[Data records]
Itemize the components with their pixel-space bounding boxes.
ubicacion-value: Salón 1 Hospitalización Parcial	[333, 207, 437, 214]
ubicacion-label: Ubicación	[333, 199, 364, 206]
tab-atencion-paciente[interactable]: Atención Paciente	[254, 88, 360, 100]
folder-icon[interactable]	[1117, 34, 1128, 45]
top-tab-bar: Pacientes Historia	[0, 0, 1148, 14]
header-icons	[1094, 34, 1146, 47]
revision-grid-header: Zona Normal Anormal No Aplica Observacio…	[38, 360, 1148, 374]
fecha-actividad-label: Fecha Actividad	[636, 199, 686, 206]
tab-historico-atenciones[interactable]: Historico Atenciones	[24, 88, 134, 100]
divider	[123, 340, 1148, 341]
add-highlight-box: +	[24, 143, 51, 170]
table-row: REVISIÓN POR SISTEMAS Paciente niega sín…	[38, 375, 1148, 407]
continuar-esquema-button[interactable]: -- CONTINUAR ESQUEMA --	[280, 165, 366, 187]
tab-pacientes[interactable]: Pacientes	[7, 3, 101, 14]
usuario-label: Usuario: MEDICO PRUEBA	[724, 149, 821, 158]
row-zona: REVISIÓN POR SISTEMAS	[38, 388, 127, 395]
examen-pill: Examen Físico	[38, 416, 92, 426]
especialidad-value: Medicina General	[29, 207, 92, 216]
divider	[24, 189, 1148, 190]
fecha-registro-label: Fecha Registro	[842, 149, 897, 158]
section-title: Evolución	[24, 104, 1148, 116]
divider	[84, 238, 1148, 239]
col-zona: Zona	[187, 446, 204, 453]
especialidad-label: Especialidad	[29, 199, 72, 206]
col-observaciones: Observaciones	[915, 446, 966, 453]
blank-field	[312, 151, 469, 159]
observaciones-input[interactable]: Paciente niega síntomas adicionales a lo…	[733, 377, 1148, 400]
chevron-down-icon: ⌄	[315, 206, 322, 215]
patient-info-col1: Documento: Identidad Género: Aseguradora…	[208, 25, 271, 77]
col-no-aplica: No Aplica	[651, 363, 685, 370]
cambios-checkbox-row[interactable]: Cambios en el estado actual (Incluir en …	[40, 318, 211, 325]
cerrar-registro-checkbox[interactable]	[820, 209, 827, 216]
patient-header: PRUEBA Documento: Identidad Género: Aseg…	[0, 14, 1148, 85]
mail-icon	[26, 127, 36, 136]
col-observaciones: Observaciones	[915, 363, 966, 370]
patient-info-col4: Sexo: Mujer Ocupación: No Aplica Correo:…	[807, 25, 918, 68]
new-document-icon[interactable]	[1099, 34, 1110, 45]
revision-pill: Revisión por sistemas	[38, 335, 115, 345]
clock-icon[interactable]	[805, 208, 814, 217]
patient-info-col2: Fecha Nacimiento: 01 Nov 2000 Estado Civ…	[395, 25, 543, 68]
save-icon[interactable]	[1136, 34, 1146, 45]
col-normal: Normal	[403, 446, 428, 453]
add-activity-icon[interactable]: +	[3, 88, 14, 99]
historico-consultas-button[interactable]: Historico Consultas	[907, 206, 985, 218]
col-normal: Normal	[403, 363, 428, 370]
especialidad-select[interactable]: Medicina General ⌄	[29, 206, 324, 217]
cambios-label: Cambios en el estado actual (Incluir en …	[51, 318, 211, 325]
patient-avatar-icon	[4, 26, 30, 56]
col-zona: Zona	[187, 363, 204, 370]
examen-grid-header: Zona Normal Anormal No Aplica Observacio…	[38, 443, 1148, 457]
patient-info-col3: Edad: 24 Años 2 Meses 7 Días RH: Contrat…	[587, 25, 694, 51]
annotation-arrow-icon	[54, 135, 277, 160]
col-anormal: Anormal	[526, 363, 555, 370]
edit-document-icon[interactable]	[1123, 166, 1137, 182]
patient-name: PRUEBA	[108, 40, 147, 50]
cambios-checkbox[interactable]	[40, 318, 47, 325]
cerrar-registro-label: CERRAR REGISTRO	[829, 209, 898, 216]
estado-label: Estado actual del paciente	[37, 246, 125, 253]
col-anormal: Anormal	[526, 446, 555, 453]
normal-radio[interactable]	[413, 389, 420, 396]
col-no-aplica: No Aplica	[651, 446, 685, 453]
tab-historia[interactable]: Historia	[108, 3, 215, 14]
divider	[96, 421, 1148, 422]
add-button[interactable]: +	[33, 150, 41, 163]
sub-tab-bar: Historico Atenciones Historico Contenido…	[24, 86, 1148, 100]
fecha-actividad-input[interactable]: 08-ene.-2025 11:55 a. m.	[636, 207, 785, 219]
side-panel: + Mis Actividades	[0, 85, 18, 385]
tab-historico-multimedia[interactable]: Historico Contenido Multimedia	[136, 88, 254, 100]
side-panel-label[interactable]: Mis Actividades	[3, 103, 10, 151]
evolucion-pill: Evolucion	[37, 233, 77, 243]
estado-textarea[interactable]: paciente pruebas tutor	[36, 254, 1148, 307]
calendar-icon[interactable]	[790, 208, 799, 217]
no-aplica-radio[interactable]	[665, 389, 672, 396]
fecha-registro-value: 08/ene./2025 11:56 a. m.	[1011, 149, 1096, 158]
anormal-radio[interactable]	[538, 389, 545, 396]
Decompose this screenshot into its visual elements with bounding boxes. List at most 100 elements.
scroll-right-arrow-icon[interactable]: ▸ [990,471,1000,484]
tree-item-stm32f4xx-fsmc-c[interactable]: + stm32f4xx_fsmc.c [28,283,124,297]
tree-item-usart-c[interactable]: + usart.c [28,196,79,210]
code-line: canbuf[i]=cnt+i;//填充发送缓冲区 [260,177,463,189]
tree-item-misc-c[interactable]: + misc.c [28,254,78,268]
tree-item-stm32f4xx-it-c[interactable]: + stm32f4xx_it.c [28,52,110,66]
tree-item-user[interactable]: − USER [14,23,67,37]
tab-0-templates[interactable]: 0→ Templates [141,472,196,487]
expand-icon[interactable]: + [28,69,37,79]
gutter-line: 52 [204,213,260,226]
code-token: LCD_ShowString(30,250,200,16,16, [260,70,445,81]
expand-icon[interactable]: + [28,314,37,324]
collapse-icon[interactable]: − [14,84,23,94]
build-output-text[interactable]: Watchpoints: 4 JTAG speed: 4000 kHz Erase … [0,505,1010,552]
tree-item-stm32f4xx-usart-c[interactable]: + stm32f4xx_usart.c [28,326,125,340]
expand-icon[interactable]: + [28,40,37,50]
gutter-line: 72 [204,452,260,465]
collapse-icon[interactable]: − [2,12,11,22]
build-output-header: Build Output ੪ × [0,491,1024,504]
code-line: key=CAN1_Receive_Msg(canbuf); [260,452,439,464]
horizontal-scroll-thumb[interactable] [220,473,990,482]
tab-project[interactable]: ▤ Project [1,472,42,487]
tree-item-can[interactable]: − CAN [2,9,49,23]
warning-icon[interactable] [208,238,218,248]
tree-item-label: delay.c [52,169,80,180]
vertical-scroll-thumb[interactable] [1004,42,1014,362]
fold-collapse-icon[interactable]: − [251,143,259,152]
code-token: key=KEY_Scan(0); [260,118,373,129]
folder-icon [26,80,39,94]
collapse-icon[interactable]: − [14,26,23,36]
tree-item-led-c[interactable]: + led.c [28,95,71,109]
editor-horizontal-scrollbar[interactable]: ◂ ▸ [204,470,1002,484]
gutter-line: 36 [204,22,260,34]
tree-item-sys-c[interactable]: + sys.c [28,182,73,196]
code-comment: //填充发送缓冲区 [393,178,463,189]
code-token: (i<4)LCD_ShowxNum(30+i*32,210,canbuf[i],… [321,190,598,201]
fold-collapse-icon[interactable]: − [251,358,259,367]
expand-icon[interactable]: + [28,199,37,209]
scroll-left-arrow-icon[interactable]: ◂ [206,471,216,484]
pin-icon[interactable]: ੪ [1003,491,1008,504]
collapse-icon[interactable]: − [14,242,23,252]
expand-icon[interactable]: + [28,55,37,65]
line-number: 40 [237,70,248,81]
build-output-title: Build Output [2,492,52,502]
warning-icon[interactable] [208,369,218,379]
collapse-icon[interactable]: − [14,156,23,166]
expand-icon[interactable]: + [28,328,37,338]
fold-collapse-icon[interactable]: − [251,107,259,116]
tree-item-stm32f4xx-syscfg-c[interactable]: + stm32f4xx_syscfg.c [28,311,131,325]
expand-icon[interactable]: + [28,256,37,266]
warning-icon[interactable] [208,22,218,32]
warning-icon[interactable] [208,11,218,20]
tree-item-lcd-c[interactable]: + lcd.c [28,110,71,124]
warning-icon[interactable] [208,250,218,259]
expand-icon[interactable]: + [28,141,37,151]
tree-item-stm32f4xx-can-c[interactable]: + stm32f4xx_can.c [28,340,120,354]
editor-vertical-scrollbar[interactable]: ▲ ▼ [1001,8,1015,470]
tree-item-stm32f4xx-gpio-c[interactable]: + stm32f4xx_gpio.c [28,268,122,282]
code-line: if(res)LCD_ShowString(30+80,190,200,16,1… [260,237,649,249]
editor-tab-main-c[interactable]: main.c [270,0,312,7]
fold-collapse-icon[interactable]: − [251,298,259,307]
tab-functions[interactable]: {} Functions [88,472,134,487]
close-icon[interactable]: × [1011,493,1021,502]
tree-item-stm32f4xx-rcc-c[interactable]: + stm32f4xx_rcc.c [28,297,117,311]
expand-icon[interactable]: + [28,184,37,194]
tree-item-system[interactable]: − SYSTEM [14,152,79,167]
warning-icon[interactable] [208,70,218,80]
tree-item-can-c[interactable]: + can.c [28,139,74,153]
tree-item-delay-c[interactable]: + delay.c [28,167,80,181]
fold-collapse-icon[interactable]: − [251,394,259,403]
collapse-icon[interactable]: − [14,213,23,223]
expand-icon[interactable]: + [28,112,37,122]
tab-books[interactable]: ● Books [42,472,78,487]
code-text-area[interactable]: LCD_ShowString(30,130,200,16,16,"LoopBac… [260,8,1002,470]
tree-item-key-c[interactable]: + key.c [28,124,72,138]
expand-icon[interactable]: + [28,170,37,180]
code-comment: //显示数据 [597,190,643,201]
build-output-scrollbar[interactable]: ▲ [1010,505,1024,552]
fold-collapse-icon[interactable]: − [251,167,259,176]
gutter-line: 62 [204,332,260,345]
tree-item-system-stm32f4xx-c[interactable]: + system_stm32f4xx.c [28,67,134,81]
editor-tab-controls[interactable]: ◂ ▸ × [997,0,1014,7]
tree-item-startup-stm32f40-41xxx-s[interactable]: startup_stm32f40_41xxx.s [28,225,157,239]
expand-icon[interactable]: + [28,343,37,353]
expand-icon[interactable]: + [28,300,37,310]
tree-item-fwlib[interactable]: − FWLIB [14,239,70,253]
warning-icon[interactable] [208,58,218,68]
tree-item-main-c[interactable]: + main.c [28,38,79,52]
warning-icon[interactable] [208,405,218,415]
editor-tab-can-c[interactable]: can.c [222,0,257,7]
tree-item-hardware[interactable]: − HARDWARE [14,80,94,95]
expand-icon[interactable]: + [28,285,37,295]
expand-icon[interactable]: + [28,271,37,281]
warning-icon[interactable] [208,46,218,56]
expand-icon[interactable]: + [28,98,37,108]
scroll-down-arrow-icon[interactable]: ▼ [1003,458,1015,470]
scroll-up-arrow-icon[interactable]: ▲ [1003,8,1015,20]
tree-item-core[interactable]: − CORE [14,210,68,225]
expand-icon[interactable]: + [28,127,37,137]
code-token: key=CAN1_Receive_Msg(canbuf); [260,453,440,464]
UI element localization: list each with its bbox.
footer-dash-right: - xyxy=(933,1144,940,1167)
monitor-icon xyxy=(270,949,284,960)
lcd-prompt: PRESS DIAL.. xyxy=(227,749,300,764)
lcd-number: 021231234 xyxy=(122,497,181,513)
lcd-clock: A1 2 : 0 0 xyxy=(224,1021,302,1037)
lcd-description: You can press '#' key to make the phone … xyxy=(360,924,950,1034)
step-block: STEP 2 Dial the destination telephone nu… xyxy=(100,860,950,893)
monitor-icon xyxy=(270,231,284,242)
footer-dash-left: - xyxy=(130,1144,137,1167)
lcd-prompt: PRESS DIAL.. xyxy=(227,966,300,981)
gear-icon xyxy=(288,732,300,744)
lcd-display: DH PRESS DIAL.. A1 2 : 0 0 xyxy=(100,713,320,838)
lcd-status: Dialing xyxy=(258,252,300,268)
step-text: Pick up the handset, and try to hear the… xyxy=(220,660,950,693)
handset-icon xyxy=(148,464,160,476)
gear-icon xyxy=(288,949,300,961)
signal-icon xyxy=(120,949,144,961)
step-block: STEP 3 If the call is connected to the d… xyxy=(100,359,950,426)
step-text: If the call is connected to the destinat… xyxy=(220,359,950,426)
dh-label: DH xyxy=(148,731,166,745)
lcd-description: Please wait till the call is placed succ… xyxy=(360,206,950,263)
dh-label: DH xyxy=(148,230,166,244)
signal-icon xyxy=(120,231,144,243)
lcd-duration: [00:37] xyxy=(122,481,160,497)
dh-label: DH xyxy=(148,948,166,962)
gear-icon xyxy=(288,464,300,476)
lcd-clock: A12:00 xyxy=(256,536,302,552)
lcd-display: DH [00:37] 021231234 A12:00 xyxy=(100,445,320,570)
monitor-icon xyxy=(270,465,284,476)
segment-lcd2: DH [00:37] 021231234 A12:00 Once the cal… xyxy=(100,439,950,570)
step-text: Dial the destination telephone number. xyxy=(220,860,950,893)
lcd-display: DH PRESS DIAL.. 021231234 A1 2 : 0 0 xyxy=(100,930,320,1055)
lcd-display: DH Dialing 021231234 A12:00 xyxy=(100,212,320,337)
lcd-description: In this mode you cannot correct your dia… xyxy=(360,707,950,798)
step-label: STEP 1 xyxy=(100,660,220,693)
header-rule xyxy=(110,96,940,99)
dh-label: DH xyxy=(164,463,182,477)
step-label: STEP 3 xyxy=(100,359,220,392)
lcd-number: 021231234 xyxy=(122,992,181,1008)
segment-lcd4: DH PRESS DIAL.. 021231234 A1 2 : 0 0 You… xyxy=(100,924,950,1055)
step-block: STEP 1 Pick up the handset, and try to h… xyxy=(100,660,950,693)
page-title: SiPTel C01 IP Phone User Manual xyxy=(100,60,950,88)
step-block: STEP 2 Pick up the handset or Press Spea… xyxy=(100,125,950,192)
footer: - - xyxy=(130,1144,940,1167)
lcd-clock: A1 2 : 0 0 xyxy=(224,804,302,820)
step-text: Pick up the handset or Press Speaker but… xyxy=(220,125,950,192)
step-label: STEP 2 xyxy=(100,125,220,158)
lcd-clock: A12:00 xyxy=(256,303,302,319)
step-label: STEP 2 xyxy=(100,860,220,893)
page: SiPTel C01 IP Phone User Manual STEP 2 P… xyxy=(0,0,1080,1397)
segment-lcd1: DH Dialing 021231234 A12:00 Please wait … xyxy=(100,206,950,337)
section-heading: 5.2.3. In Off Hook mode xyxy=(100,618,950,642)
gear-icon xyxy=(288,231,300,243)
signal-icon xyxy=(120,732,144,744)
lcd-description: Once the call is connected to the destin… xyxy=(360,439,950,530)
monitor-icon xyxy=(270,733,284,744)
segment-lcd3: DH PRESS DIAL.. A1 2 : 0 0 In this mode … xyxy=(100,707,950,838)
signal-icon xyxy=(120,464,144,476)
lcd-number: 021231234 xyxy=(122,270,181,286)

Task to carry out: Reproduce the data verbatim, from its first line down to and including the line containing "88, 134, 100]".

Response for this exercise:
Itemize the components with their pixel-space bounding boxes.
ubicacion-value: Salón 1 Hospitalización Parcial	[333, 207, 437, 214]
ubicacion-label: Ubicación	[333, 199, 364, 206]
tab-atencion-paciente[interactable]: Atención Paciente	[254, 88, 360, 100]
folder-icon[interactable]	[1117, 34, 1128, 45]
top-tab-bar: Pacientes Historia	[0, 0, 1148, 14]
header-icons	[1094, 34, 1146, 47]
revision-grid-header: Zona Normal Anormal No Aplica Observacio…	[38, 360, 1148, 374]
fecha-actividad-label: Fecha Actividad	[636, 199, 686, 206]
tab-historico-atenciones[interactable]: Historico Atenciones	[24, 88, 134, 100]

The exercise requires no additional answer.